━━ Entries supplied ━━

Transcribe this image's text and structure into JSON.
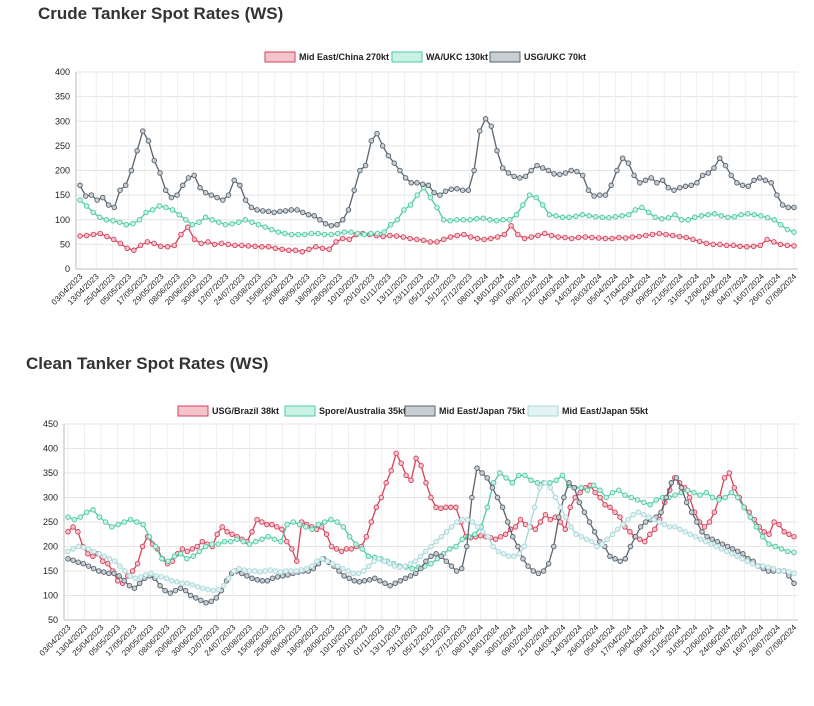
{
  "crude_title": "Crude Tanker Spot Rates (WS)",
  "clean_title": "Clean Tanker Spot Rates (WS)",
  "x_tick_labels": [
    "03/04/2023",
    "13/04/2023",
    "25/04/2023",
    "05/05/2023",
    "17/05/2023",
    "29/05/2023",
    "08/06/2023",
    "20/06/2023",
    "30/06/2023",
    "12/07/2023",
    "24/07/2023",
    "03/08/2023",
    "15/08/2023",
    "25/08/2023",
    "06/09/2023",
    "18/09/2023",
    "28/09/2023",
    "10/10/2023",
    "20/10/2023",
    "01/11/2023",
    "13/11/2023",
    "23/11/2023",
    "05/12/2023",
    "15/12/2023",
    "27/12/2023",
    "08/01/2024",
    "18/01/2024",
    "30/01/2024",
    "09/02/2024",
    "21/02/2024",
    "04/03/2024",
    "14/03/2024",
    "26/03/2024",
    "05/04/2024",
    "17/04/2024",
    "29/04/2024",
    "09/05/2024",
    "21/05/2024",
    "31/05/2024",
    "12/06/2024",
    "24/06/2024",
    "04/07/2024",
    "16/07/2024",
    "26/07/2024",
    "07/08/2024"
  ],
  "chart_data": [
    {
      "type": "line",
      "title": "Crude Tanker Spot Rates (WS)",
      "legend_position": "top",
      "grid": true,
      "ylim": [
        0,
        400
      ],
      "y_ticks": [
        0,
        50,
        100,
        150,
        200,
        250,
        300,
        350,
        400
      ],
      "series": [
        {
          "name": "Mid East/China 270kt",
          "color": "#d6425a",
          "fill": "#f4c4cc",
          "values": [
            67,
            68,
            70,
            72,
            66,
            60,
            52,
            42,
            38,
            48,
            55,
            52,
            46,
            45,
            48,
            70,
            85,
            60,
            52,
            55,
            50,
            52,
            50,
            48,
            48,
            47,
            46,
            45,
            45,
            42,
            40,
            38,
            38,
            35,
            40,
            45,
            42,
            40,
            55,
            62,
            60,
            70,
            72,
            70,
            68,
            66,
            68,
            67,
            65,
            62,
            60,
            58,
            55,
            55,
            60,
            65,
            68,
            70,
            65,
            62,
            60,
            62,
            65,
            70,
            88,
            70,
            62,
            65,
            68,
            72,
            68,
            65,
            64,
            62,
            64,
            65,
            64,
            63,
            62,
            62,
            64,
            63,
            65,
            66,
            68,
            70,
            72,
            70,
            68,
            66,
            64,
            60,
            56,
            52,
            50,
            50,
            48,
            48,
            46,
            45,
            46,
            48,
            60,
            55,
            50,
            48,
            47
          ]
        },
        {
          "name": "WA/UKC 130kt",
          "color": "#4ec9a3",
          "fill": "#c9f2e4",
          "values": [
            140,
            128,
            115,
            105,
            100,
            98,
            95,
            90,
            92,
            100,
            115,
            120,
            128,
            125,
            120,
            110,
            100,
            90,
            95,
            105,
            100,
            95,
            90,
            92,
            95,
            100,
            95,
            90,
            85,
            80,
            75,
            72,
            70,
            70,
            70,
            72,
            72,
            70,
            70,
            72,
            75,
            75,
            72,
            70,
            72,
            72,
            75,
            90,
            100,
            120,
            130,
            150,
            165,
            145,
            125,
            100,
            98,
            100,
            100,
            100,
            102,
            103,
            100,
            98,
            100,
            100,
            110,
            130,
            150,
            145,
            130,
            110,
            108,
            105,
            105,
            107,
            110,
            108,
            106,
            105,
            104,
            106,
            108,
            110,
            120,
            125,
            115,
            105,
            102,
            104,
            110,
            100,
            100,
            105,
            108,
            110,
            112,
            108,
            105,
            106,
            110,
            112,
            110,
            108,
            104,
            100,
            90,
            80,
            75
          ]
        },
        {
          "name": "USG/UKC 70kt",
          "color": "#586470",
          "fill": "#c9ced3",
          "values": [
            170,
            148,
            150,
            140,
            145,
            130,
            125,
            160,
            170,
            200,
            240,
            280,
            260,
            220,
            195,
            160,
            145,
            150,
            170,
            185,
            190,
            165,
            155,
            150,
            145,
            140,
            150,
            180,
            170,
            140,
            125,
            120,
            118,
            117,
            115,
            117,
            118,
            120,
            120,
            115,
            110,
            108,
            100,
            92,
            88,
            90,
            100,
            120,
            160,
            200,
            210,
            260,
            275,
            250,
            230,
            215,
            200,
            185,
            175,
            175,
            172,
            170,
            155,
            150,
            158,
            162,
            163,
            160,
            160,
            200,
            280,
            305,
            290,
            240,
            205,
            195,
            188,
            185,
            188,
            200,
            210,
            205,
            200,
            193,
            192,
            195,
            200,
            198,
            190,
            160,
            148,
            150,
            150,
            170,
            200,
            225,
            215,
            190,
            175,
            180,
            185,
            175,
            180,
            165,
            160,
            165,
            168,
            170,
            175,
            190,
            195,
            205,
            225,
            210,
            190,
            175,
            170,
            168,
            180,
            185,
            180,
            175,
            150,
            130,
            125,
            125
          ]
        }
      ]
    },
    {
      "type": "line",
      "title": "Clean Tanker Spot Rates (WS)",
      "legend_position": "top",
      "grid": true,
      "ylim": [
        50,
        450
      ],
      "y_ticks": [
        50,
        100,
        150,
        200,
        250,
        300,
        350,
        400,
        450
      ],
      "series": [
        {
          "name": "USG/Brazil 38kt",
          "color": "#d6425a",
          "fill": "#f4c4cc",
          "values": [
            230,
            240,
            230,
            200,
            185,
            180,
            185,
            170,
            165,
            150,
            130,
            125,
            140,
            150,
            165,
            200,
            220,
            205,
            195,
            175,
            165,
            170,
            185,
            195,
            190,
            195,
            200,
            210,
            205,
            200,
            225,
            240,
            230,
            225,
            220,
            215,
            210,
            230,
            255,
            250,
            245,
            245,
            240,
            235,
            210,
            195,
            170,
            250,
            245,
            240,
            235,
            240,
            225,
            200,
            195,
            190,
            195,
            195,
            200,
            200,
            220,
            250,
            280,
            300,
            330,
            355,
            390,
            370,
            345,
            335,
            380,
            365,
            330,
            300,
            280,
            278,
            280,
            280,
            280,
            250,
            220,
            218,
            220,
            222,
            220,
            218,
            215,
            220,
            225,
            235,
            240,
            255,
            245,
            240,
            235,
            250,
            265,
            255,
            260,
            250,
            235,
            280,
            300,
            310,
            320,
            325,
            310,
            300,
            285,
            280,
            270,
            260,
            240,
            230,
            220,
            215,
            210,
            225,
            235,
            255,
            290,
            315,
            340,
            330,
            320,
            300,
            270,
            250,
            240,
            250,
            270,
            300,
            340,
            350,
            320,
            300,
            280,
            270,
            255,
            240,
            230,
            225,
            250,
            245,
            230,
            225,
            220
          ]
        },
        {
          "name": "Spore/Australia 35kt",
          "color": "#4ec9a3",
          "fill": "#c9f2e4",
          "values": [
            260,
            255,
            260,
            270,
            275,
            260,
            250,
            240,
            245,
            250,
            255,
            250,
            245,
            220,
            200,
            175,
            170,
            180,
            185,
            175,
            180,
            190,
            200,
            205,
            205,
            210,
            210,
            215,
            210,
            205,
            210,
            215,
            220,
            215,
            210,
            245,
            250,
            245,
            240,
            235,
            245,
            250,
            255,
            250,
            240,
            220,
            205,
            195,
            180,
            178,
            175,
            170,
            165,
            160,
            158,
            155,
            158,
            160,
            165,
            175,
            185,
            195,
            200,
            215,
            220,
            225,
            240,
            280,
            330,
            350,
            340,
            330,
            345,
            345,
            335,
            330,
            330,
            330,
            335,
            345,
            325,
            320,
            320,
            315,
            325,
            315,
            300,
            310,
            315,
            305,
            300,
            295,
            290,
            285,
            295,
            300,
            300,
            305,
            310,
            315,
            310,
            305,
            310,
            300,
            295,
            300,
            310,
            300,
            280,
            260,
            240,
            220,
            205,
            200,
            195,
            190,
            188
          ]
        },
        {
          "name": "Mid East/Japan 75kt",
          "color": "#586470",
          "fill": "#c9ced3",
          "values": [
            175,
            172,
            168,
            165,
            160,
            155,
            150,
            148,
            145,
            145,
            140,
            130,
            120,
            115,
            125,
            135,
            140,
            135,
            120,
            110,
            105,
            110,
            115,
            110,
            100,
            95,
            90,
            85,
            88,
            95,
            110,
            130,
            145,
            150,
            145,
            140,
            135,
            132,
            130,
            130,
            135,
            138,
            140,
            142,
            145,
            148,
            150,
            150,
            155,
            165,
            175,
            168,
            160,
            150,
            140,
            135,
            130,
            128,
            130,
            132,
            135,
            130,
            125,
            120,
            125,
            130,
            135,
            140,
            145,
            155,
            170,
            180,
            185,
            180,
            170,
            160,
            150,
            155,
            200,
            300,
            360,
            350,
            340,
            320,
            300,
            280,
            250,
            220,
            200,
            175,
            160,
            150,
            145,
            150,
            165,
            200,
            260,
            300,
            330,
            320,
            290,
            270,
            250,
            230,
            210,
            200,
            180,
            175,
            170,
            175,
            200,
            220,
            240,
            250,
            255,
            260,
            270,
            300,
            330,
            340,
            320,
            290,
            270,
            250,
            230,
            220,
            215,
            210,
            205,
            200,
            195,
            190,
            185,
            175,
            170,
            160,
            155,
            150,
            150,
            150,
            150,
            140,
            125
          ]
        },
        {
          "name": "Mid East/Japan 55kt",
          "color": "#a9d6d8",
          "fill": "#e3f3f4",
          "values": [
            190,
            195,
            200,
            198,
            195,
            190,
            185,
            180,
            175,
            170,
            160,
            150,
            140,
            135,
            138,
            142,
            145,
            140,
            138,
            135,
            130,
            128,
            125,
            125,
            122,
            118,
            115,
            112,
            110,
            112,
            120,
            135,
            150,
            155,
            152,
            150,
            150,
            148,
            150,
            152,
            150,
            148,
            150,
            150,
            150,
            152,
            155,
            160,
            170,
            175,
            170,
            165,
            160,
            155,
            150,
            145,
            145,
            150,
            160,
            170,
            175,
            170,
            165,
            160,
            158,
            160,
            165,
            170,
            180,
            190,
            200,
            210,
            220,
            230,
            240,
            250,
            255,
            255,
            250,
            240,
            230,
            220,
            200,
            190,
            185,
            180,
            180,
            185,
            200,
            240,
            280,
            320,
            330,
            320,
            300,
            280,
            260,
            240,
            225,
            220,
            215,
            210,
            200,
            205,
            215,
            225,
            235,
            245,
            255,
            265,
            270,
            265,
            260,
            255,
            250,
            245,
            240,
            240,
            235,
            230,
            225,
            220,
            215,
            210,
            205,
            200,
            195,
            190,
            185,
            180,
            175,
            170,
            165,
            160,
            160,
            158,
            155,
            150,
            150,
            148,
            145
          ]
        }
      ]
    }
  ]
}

━━━

**Requirement:**
Reproduce each line from the records that contains the word "Japan".

**Solved exercise:**
          "name": "Mid East/Japan 75kt",
          "name": "Mid East/Japan 55kt",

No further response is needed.